(Dataset items)
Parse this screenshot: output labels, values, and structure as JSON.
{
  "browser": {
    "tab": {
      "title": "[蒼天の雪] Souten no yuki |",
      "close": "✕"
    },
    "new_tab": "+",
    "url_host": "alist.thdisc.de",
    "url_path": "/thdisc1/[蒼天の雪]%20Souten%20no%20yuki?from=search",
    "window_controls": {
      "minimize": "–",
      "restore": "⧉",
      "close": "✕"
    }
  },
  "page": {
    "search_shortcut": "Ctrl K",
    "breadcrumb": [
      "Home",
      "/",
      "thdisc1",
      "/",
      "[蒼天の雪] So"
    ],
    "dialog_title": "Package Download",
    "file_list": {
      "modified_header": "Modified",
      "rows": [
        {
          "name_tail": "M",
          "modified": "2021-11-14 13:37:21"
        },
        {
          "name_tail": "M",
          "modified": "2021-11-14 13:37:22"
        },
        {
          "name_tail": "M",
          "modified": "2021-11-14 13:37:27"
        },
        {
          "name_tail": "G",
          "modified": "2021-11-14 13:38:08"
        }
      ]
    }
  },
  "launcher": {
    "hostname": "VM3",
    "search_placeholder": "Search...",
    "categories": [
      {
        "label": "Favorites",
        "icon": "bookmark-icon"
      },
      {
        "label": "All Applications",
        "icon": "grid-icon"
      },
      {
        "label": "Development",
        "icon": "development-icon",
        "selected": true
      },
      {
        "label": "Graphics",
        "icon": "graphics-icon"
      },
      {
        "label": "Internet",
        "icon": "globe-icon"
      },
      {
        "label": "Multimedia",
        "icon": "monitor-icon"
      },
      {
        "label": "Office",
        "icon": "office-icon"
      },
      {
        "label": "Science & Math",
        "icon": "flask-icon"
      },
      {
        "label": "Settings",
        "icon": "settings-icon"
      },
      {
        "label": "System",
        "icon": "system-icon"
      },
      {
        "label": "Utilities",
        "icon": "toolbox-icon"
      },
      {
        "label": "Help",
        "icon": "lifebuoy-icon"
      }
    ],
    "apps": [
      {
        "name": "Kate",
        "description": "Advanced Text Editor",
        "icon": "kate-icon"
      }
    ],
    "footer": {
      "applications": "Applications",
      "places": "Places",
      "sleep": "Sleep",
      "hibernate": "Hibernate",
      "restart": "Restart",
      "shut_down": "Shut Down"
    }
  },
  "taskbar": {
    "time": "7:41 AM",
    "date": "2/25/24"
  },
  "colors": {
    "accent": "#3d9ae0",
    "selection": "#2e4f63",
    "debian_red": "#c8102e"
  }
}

### Work to complete
Restate the listing in full, word for word.

### Complete answer
Parse this screenshot: output labels, values, and structure as JSON.
{
  "browser": {
    "tab": {
      "title": "[蒼天の雪] Souten no yuki |",
      "close": "✕"
    },
    "new_tab": "+",
    "url_host": "alist.thdisc.de",
    "url_path": "/thdisc1/[蒼天の雪]%20Souten%20no%20yuki?from=search",
    "window_controls": {
      "minimize": "–",
      "restore": "⧉",
      "close": "✕"
    }
  },
  "page": {
    "search_shortcut": "Ctrl K",
    "breadcrumb": [
      "Home",
      "/",
      "thdisc1",
      "/",
      "[蒼天の雪] So"
    ],
    "dialog_title": "Package Download",
    "file_list": {
      "modified_header": "Modified",
      "rows": [
        {
          "name_tail": "M",
          "modified": "2021-11-14 13:37:21"
        },
        {
          "name_tail": "M",
          "modified": "2021-11-14 13:37:22"
        },
        {
          "name_tail": "M",
          "modified": "2021-11-14 13:37:27"
        },
        {
          "name_tail": "G",
          "modified": "2021-11-14 13:38:08"
        }
      ]
    }
  },
  "launcher": {
    "hostname": "VM3",
    "search_placeholder": "Search...",
    "categories": [
      {
        "label": "Favorites",
        "icon": "bookmark-icon"
      },
      {
        "label": "All Applications",
        "icon": "grid-icon"
      },
      {
        "label": "Development",
        "icon": "development-icon",
        "selected": true
      },
      {
        "label": "Graphics",
        "icon": "graphics-icon"
      },
      {
        "label": "Internet",
        "icon": "globe-icon"
      },
      {
        "label": "Multimedia",
        "icon": "monitor-icon"
      },
      {
        "label": "Office",
        "icon": "office-icon"
      },
      {
        "label": "Science & Math",
        "icon": "flask-icon"
      },
      {
        "label": "Settings",
        "icon": "settings-icon"
      },
      {
        "label": "System",
        "icon": "system-icon"
      },
      {
        "label": "Utilities",
        "icon": "toolbox-icon"
      },
      {
        "label": "Help",
        "icon": "lifebuoy-icon"
      }
    ],
    "apps": [
      {
        "name": "Kate",
        "description": "Advanced Text Editor",
        "icon": "kate-icon"
      }
    ],
    "footer": {
      "applications": "Applications",
      "places": "Places",
      "sleep": "Sleep",
      "hibernate": "Hibernate",
      "restart": "Restart",
      "shut_down": "Shut Down"
    }
  },
  "taskbar": {
    "time": "7:41 AM",
    "date": "2/25/24"
  },
  "colors": {
    "accent": "#3d9ae0",
    "selection": "#2e4f63",
    "debian_red": "#c8102e"
  }
}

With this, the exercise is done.